TASK BRIEF: Pictures in the data below are not part of the copy; transcribe everything else exactly.

═══ STORED DATA ═══

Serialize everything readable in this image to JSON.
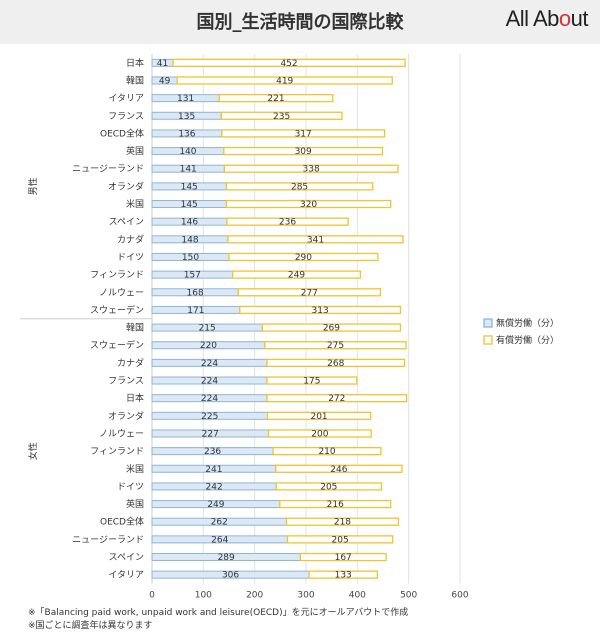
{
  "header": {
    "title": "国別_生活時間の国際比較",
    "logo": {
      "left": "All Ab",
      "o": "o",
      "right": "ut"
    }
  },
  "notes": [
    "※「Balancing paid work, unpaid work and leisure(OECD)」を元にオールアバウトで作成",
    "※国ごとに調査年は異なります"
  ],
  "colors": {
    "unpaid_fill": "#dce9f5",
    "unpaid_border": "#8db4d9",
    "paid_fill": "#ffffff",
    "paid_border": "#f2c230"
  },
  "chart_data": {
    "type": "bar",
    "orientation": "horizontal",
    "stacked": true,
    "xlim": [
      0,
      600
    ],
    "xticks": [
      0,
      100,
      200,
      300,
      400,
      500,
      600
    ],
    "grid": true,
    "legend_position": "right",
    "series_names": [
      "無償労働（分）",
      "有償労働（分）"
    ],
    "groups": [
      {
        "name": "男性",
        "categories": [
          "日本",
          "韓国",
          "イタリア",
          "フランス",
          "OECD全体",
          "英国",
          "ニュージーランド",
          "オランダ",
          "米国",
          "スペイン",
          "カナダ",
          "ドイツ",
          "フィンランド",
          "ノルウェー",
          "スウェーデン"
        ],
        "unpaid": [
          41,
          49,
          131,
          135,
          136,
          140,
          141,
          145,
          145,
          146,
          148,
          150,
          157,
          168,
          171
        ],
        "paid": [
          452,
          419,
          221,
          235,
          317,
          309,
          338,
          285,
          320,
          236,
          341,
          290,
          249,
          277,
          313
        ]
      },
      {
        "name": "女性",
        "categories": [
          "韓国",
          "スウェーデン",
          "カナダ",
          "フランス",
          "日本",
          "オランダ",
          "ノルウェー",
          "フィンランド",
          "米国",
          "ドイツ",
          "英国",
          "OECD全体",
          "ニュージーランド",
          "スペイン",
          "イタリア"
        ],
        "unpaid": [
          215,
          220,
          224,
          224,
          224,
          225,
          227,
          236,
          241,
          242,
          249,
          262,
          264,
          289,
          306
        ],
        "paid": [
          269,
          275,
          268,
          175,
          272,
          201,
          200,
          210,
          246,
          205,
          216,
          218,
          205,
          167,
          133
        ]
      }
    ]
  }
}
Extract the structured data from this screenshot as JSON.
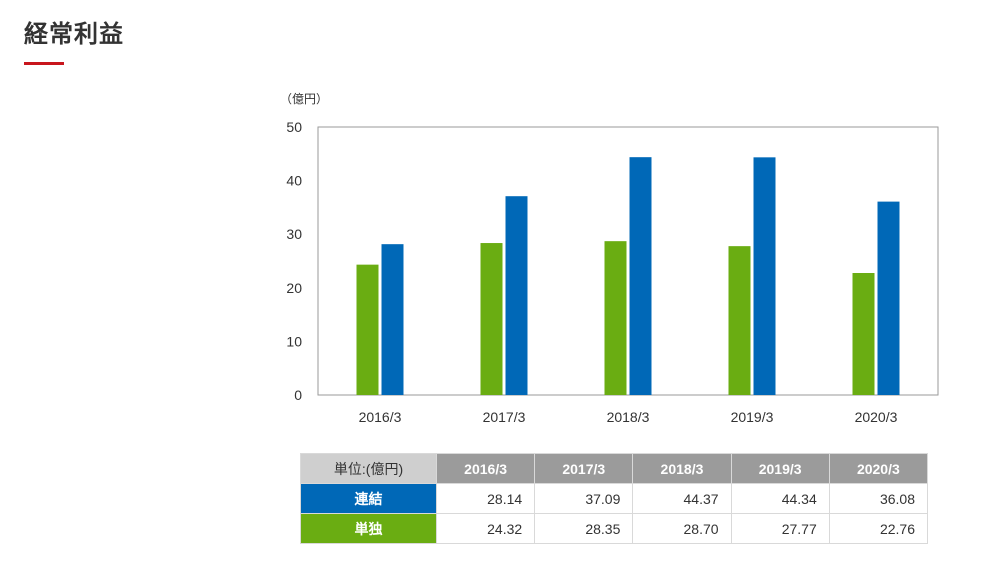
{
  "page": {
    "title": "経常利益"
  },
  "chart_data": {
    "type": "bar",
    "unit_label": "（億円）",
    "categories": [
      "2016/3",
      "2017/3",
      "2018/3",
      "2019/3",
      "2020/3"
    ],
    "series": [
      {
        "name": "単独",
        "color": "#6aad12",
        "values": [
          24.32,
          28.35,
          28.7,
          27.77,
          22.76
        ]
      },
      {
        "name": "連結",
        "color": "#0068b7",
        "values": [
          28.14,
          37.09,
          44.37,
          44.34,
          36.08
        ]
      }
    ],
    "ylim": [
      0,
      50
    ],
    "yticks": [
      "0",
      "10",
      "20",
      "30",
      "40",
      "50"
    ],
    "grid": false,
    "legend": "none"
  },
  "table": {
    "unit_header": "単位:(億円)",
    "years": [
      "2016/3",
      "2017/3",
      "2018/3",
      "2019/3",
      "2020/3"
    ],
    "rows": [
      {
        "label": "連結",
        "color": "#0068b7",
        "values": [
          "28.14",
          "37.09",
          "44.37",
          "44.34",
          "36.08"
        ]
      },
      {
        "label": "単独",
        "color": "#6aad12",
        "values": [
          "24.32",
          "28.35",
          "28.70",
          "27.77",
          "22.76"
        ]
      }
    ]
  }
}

═══

OUTPUT BELOW:
Serialize everything readable in this image to JSON.
{
  "header": {
    "title": "国別_生活時間の国際比較",
    "logo": {
      "left": "All Ab",
      "o": "o",
      "right": "ut"
    }
  },
  "notes": [
    "※「Balancing paid work, unpaid work and leisure(OECD)」を元にオールアバウトで作成",
    "※国ごとに調査年は異なります"
  ],
  "colors": {
    "unpaid_fill": "#dce9f5",
    "unpaid_border": "#8db4d9",
    "paid_fill": "#ffffff",
    "paid_border": "#f2c230"
  },
  "chart_data": {
    "type": "bar",
    "orientation": "horizontal",
    "stacked": true,
    "xlim": [
      0,
      600
    ],
    "xticks": [
      0,
      100,
      200,
      300,
      400,
      500,
      600
    ],
    "grid": true,
    "legend_position": "right",
    "series_names": [
      "無償労働（分）",
      "有償労働（分）"
    ],
    "groups": [
      {
        "name": "男性",
        "categories": [
          "日本",
          "韓国",
          "イタリア",
          "フランス",
          "OECD全体",
          "英国",
          "ニュージーランド",
          "オランダ",
          "米国",
          "スペイン",
          "カナダ",
          "ドイツ",
          "フィンランド",
          "ノルウェー",
          "スウェーデン"
        ],
        "unpaid": [
          41,
          49,
          131,
          135,
          136,
          140,
          141,
          145,
          145,
          146,
          148,
          150,
          157,
          168,
          171
        ],
        "paid": [
          452,
          419,
          221,
          235,
          317,
          309,
          338,
          285,
          320,
          236,
          341,
          290,
          249,
          277,
          313
        ]
      },
      {
        "name": "女性",
        "categories": [
          "韓国",
          "スウェーデン",
          "カナダ",
          "フランス",
          "日本",
          "オランダ",
          "ノルウェー",
          "フィンランド",
          "米国",
          "ドイツ",
          "英国",
          "OECD全体",
          "ニュージーランド",
          "スペイン",
          "イタリア"
        ],
        "unpaid": [
          215,
          220,
          224,
          224,
          224,
          225,
          227,
          236,
          241,
          242,
          249,
          262,
          264,
          289,
          306
        ],
        "paid": [
          269,
          275,
          268,
          175,
          272,
          201,
          200,
          210,
          246,
          205,
          216,
          218,
          205,
          167,
          133
        ]
      }
    ]
  }
}
Extract the structured data from this screenshot as JSON.
{
  "page": {
    "title": "経常利益"
  },
  "chart_data": {
    "type": "bar",
    "unit_label": "（億円）",
    "categories": [
      "2016/3",
      "2017/3",
      "2018/3",
      "2019/3",
      "2020/3"
    ],
    "series": [
      {
        "name": "単独",
        "color": "#6aad12",
        "values": [
          24.32,
          28.35,
          28.7,
          27.77,
          22.76
        ]
      },
      {
        "name": "連結",
        "color": "#0068b7",
        "values": [
          28.14,
          37.09,
          44.37,
          44.34,
          36.08
        ]
      }
    ],
    "ylim": [
      0,
      50
    ],
    "yticks": [
      "0",
      "10",
      "20",
      "30",
      "40",
      "50"
    ],
    "grid": false,
    "legend": "none"
  },
  "table": {
    "unit_header": "単位:(億円)",
    "years": [
      "2016/3",
      "2017/3",
      "2018/3",
      "2019/3",
      "2020/3"
    ],
    "rows": [
      {
        "label": "連結",
        "color": "#0068b7",
        "values": [
          "28.14",
          "37.09",
          "44.37",
          "44.34",
          "36.08"
        ]
      },
      {
        "label": "単独",
        "color": "#6aad12",
        "values": [
          "24.32",
          "28.35",
          "28.70",
          "27.77",
          "22.76"
        ]
      }
    ]
  }
}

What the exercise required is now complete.